Data tied to figure images:
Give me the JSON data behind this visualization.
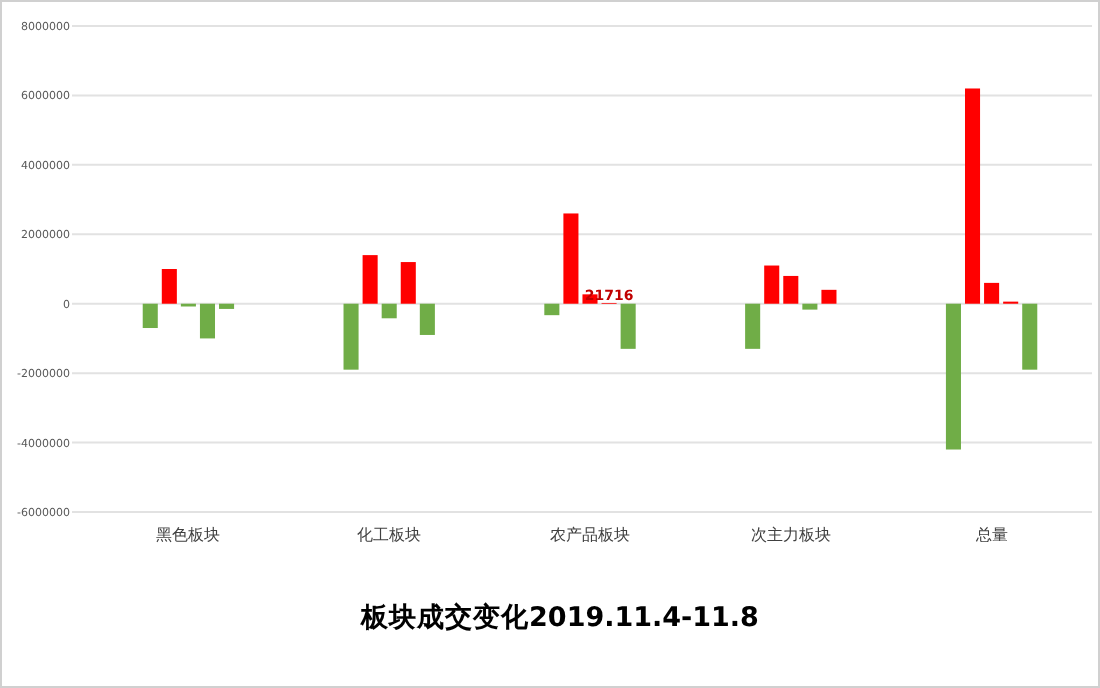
{
  "chart_data": {
    "type": "bar",
    "title": "板块成交变化2019.11.4-11.8",
    "categories": [
      "黑色板块",
      "化工板块",
      "农产品板块",
      "次主力板块",
      "总量"
    ],
    "series": [
      {
        "colors": [
          "#70ad47",
          "#70ad47",
          "#70ad47",
          "#70ad47",
          "#70ad47"
        ],
        "values": [
          -700000,
          -1900000,
          -330000,
          -1300000,
          -4200000
        ]
      },
      {
        "colors": [
          "#ff0000",
          "#ff0000",
          "#ff0000",
          "#ff0000",
          "#ff0000"
        ],
        "values": [
          1000000,
          1400000,
          2600000,
          1100000,
          6200000
        ]
      },
      {
        "colors": [
          "#70ad47",
          "#70ad47",
          "#ff0000",
          "#ff0000",
          "#ff0000"
        ],
        "values": [
          -80000,
          -420000,
          270000,
          800000,
          600000
        ]
      },
      {
        "colors": [
          "#70ad47",
          "#ff0000",
          "#ff0000",
          "#70ad47",
          "#ff0000"
        ],
        "values": [
          -1000000,
          1200000,
          21716,
          -170000,
          60000
        ],
        "value_labels": [
          null,
          null,
          "21716",
          null,
          null
        ]
      },
      {
        "colors": [
          "#70ad47",
          "#70ad47",
          "#70ad47",
          "#ff0000",
          "#70ad47"
        ],
        "values": [
          -150000,
          -900000,
          -1300000,
          400000,
          -1900000
        ]
      }
    ],
    "ylim": [
      -6000000,
      8000000
    ],
    "yticks": [
      -6000000,
      -4000000,
      -2000000,
      0,
      2000000,
      4000000,
      6000000,
      8000000
    ],
    "grid": "y"
  }
}
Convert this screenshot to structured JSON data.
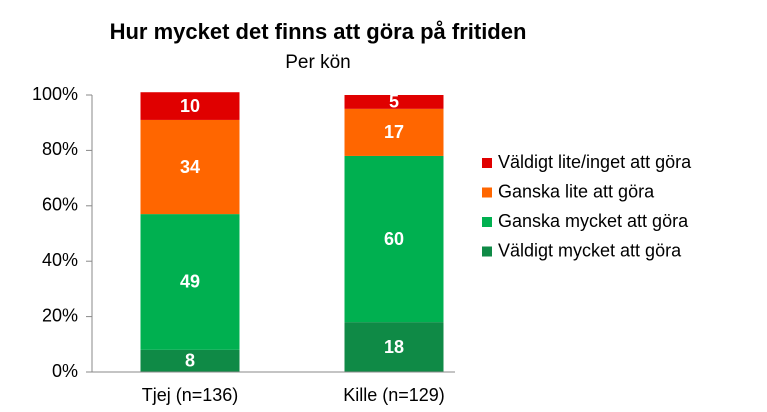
{
  "chart_data": {
    "type": "stacked_bar",
    "title": "Hur mycket det finns att göra på fritiden",
    "subtitle": "Per kön",
    "categories": [
      "Tjej (n=136)",
      "Kille (n=129)"
    ],
    "series": [
      {
        "name": "Väldigt mycket att göra",
        "color": "#0f8a46",
        "values": [
          8,
          18
        ]
      },
      {
        "name": "Ganska mycket att göra",
        "color": "#00b050",
        "values": [
          49,
          60
        ]
      },
      {
        "name": "Ganska lite att göra",
        "color": "#ff6600",
        "values": [
          34,
          17
        ]
      },
      {
        "name": "Väldigt lite/inget att göra",
        "color": "#e00000",
        "values": [
          10,
          5
        ]
      }
    ],
    "ylim": [
      0,
      100
    ],
    "yticks": [
      {
        "value": 0,
        "label": "0%"
      },
      {
        "value": 20,
        "label": "20%"
      },
      {
        "value": 40,
        "label": "40%"
      },
      {
        "value": 60,
        "label": "60%"
      },
      {
        "value": 80,
        "label": "80%"
      },
      {
        "value": 100,
        "label": "100%"
      }
    ],
    "legend": "right"
  }
}
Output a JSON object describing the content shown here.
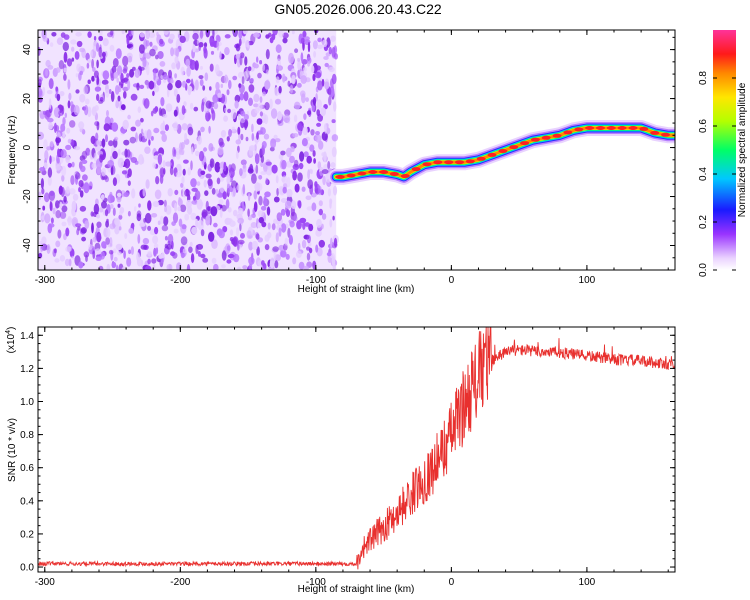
{
  "title": "GN05.2026.006.20.43.C22",
  "chart_data": [
    {
      "type": "heatmap",
      "xlabel": "Height of straight line (km)",
      "ylabel": "Frequency (Hz)",
      "xlim": [
        -305,
        165
      ],
      "ylim": [
        -50,
        48
      ],
      "xticks": [
        -300,
        -200,
        -100,
        0,
        100
      ],
      "xtick_labels": [
        "-300",
        "-200",
        "-100",
        "0",
        "100"
      ],
      "yticks": [
        -40,
        -20,
        0,
        20,
        40
      ],
      "ytick_labels": [
        "-40",
        "-20",
        "0",
        "20",
        "40"
      ],
      "noise_region": {
        "x_from": -305,
        "x_to": -85
      },
      "track": {
        "x": [
          -85,
          -80,
          -70,
          -60,
          -50,
          -40,
          -35,
          -30,
          -20,
          -10,
          0,
          10,
          20,
          30,
          40,
          50,
          60,
          70,
          80,
          90,
          100,
          110,
          120,
          130,
          140,
          150,
          160,
          165
        ],
        "y": [
          -12,
          -12,
          -11,
          -10,
          -10,
          -11,
          -12,
          -10,
          -7,
          -6,
          -6,
          -6,
          -5,
          -3,
          -1,
          1,
          3,
          4,
          5,
          7,
          8,
          8,
          8,
          8,
          8,
          6,
          5,
          5
        ]
      },
      "colorbar": {
        "label": "Normalized spectral amplitude",
        "range": [
          0,
          1
        ],
        "ticks": [
          0.0,
          0.2,
          0.4,
          0.6,
          0.8
        ],
        "tick_labels": [
          "0.0",
          "0.2",
          "0.4",
          "0.6",
          "0.8"
        ]
      }
    },
    {
      "type": "line",
      "xlabel": "Height of straight line (km)",
      "ylabel": "SNR (10 * v/v)",
      "multiplier": "(x10",
      "multiplier_exp": "4",
      "multiplier_close": ")",
      "xlim": [
        -305,
        165
      ],
      "ylim": [
        -0.03,
        1.45
      ],
      "xticks": [
        -300,
        -200,
        -100,
        0,
        100
      ],
      "xtick_labels": [
        "-300",
        "-200",
        "-100",
        "0",
        "100"
      ],
      "yticks": [
        0.0,
        0.2,
        0.4,
        0.6,
        0.8,
        1.0,
        1.2,
        1.4
      ],
      "ytick_labels": [
        "0.0",
        "0.2",
        "0.4",
        "0.6",
        "0.8",
        "1.0",
        "1.2",
        "1.4"
      ],
      "series": [
        {
          "name": "SNR",
          "color": "#e8302e",
          "envelope_x": [
            -305,
            -70,
            -65,
            -55,
            -45,
            -35,
            -25,
            -15,
            -5,
            5,
            15,
            25,
            35,
            45,
            55,
            65,
            75,
            85,
            95,
            105,
            115,
            125,
            135,
            145,
            155,
            165
          ],
          "envelope_y": [
            0.02,
            0.02,
            0.12,
            0.2,
            0.28,
            0.38,
            0.48,
            0.58,
            0.72,
            0.9,
            1.08,
            1.22,
            1.28,
            1.31,
            1.31,
            1.3,
            1.3,
            1.29,
            1.28,
            1.27,
            1.26,
            1.25,
            1.25,
            1.24,
            1.23,
            1.22
          ]
        }
      ]
    }
  ]
}
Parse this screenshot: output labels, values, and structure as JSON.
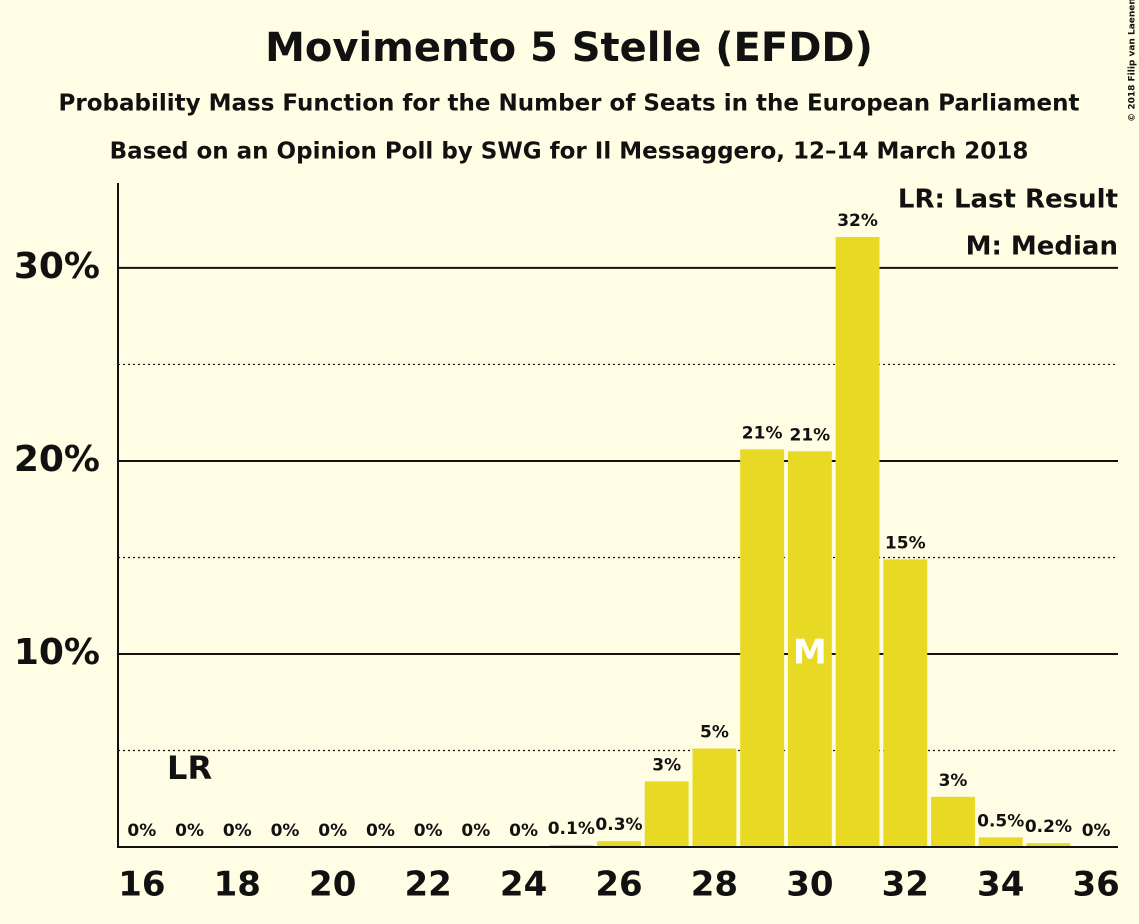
{
  "chart_data": {
    "type": "bar",
    "title": "Movimento 5 Stelle (EFDD)",
    "subtitle": "Probability Mass Function for the Number of Seats in the European Parliament",
    "subtitle2": "Based on an Opinion Poll by SWG for Il Messaggero, 12–14 March 2018",
    "copyright": "© 2018 Filip van Laenen",
    "x": [
      16,
      17,
      18,
      19,
      20,
      21,
      22,
      23,
      24,
      25,
      26,
      27,
      28,
      29,
      30,
      31,
      32,
      33,
      34,
      35,
      36
    ],
    "values": [
      0,
      0,
      0,
      0,
      0,
      0,
      0,
      0,
      0,
      0.1,
      0.3,
      3.4,
      5.1,
      20.6,
      20.5,
      31.6,
      14.9,
      2.6,
      0.5,
      0.2,
      0
    ],
    "value_labels": [
      "0%",
      "0%",
      "0%",
      "0%",
      "0%",
      "0%",
      "0%",
      "0%",
      "0%",
      "0.1%",
      "0.3%",
      "3%",
      "5%",
      "21%",
      "21%",
      "32%",
      "15%",
      "3%",
      "0.5%",
      "0.2%",
      "0%"
    ],
    "color": "#e8d925",
    "xlim": [
      15.5,
      36.5
    ],
    "xticks": [
      16,
      18,
      20,
      22,
      24,
      26,
      28,
      30,
      32,
      34,
      36
    ],
    "ylim": [
      0,
      34.4
    ],
    "yticks": [
      {
        "value": 10,
        "label": "10%"
      },
      {
        "value": 20,
        "label": "20%"
      },
      {
        "value": 30,
        "label": "30%"
      }
    ],
    "minor_yticks": [
      5,
      15,
      25
    ],
    "grid": true,
    "annotations": [
      {
        "x": 17,
        "label": "LR"
      },
      {
        "x": 30,
        "label": "M"
      }
    ],
    "legend": [
      "LR: Last Result",
      "M: Median"
    ]
  }
}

● **TASK DIRECTIONS**:
Each line that holds the word "screenshot" should be extracted from the records.

● **SOLUTION TO THE EXERCISE**:
Convert this screenshot to structured JSON data.
Parse this screenshot: output labels, values, and structure as JSON.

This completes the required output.